## [Given instruction]
State only the number of lines that include "PAYG".
* begin Task data *
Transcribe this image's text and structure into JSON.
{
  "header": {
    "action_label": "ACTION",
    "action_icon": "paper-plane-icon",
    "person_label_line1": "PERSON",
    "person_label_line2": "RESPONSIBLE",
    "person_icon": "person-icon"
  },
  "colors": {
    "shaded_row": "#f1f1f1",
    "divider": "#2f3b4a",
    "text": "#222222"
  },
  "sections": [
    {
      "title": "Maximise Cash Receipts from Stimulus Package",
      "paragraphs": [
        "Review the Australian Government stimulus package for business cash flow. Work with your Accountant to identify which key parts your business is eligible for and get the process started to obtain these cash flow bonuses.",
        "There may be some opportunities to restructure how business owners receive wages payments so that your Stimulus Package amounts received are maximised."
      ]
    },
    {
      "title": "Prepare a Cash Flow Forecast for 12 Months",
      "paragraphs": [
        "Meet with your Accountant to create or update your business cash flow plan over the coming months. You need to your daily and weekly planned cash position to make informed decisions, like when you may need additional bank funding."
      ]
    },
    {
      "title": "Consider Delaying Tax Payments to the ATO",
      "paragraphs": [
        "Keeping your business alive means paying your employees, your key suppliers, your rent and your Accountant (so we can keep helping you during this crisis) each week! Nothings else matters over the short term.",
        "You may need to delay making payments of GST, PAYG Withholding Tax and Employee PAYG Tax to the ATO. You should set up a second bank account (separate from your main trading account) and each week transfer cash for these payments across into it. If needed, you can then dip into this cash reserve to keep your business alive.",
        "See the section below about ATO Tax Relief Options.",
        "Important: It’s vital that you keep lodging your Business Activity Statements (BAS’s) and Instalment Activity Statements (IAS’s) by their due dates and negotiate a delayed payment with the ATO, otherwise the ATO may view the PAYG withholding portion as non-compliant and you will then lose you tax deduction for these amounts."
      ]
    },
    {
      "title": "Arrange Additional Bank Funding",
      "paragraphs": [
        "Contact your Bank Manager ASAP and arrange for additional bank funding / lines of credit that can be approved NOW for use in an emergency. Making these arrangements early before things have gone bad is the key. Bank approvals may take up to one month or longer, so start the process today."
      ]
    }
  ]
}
* end Task data *
## [Result of this task]
2